What is being asked — Scan the material for the word "spare", and copy each line where it shows up.

Saved entries:

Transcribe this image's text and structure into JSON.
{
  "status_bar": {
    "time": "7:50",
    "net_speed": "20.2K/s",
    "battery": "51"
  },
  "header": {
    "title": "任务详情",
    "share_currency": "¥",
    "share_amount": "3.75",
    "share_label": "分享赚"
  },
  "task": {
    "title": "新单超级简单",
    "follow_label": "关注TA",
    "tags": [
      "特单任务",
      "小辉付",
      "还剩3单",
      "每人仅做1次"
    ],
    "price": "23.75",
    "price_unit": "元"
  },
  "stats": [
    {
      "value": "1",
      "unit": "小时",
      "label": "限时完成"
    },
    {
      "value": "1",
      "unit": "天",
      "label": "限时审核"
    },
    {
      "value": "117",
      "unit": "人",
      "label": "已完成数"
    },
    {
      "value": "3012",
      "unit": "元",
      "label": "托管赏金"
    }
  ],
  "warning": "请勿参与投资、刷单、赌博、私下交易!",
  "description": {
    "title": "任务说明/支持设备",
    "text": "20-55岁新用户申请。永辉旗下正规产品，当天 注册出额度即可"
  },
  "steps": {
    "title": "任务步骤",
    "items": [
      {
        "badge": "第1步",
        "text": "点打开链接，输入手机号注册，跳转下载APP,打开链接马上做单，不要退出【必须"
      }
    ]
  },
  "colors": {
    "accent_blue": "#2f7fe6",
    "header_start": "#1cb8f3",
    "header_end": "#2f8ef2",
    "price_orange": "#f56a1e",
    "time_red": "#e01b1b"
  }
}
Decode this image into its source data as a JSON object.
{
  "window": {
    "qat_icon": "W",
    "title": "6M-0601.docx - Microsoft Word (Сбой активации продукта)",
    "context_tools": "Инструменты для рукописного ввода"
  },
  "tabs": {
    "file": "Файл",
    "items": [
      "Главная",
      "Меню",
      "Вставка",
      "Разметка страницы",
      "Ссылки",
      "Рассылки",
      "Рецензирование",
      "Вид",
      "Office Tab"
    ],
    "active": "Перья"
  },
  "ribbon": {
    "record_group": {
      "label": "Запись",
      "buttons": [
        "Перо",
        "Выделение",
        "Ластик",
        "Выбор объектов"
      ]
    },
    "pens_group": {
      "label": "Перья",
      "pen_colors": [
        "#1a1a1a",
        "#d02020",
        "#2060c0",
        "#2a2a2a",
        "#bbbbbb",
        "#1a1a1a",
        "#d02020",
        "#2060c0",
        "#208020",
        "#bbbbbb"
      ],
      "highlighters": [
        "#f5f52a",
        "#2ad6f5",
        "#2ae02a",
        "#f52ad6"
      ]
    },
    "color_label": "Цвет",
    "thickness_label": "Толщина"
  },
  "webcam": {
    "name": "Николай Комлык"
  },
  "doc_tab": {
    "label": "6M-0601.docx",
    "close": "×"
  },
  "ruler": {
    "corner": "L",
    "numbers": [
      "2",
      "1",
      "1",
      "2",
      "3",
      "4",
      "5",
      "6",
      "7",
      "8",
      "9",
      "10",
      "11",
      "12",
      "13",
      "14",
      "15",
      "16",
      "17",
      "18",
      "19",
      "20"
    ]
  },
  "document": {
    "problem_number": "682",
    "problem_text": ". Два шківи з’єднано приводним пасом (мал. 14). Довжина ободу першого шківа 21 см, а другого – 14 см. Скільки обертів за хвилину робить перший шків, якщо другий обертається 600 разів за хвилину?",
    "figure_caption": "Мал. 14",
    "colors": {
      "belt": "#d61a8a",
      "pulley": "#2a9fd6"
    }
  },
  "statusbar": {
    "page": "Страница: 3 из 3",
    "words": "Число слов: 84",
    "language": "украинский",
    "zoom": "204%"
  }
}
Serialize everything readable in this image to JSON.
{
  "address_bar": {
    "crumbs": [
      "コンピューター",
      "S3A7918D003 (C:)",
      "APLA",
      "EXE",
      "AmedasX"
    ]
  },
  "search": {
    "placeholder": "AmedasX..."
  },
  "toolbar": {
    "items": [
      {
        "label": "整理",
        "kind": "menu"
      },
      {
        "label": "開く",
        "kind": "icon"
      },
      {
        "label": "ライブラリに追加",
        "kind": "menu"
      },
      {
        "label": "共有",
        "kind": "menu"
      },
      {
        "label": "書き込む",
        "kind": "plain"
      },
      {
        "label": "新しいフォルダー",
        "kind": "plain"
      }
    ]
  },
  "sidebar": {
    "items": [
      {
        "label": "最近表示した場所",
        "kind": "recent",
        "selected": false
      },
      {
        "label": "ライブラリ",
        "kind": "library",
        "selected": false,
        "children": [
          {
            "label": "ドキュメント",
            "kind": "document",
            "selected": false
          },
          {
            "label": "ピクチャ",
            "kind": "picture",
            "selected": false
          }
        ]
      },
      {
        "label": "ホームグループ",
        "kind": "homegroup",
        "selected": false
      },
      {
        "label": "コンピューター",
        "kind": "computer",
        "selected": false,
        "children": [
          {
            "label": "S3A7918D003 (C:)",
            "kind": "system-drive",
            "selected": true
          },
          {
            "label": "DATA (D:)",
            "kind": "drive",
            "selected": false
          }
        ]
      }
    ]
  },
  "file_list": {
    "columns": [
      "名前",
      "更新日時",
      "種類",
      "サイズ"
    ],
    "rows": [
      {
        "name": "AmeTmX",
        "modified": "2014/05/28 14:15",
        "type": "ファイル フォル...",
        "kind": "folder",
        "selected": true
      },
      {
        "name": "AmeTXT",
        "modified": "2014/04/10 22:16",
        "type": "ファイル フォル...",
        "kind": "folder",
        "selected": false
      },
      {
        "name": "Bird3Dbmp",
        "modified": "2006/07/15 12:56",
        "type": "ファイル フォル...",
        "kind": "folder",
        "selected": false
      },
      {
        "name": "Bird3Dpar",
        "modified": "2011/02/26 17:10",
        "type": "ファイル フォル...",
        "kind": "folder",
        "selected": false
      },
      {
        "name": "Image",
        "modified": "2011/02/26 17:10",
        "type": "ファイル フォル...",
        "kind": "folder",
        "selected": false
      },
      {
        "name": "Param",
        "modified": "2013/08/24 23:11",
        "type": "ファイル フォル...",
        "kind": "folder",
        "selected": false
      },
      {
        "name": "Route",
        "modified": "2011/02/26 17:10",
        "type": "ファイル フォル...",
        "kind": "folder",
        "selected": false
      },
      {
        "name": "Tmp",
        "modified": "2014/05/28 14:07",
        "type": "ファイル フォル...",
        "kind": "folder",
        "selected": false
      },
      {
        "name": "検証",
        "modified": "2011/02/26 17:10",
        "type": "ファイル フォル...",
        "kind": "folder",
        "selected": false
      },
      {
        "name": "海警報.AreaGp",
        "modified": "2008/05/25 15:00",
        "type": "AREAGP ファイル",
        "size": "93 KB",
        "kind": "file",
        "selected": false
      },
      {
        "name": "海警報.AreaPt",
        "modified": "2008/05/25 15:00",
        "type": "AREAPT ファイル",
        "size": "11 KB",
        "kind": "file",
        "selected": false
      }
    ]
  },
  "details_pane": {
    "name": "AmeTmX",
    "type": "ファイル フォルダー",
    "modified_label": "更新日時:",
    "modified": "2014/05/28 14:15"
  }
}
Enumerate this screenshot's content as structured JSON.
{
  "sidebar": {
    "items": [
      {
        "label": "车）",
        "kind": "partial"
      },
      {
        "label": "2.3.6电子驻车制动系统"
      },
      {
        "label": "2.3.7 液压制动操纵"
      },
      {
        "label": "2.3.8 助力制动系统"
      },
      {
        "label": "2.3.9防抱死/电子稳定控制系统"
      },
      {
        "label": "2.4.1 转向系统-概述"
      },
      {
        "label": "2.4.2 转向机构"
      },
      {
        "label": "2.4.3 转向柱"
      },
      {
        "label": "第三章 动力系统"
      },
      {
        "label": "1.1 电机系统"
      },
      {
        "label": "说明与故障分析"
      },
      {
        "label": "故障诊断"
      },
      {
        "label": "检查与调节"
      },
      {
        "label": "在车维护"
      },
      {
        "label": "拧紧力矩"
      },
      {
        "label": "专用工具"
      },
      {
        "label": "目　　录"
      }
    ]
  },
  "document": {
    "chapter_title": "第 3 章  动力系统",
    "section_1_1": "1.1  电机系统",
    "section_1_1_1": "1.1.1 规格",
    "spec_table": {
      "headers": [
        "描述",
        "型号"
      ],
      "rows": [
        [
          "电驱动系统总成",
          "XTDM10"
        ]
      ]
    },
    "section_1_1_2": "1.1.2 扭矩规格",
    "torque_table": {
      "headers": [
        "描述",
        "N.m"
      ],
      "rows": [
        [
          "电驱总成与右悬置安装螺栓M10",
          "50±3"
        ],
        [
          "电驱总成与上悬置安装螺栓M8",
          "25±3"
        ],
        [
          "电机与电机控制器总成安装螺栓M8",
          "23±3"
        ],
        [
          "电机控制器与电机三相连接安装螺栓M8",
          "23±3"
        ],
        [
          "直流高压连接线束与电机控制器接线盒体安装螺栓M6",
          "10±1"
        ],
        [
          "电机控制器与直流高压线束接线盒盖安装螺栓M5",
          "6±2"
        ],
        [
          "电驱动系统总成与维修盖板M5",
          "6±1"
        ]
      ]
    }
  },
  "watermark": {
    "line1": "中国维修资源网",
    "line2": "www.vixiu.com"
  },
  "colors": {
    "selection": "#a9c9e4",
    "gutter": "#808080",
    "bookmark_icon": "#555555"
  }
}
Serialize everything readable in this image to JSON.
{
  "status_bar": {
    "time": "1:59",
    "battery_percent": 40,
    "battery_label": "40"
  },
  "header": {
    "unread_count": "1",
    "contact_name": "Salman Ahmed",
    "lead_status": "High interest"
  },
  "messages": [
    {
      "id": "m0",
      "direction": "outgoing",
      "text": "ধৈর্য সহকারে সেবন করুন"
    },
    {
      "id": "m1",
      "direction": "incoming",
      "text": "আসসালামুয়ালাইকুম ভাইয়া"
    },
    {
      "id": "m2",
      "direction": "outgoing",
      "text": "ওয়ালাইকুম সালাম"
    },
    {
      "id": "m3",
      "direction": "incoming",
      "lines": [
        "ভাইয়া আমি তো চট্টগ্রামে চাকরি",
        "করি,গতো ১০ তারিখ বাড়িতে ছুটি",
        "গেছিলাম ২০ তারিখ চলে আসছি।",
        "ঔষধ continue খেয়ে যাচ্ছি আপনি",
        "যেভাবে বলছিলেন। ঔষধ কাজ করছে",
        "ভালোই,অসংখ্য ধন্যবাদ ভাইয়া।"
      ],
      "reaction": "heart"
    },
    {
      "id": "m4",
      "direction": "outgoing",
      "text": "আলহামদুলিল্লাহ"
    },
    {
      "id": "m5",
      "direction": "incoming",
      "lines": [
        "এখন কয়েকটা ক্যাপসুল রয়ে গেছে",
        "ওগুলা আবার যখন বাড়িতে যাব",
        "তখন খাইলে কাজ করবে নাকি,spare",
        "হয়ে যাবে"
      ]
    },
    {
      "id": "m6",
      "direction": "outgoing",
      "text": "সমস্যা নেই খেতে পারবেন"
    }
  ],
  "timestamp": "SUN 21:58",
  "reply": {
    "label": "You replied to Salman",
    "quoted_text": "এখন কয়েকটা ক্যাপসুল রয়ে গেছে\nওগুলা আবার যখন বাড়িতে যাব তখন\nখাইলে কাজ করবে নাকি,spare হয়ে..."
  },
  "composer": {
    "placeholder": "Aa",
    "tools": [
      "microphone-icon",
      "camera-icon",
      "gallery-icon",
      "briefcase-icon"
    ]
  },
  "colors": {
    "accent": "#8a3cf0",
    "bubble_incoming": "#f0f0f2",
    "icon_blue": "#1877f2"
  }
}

Exercise response —
        "তখন খাইলে কাজ করবে নাকি,spare",
    "quoted_text": "এখন কয়েকটা ক্যাপসুল রয়ে গেছে\nওগুলা আবার যখন বাড়িতে যাব তখন\nখাইলে কাজ করবে নাকি,spare হয়ে..."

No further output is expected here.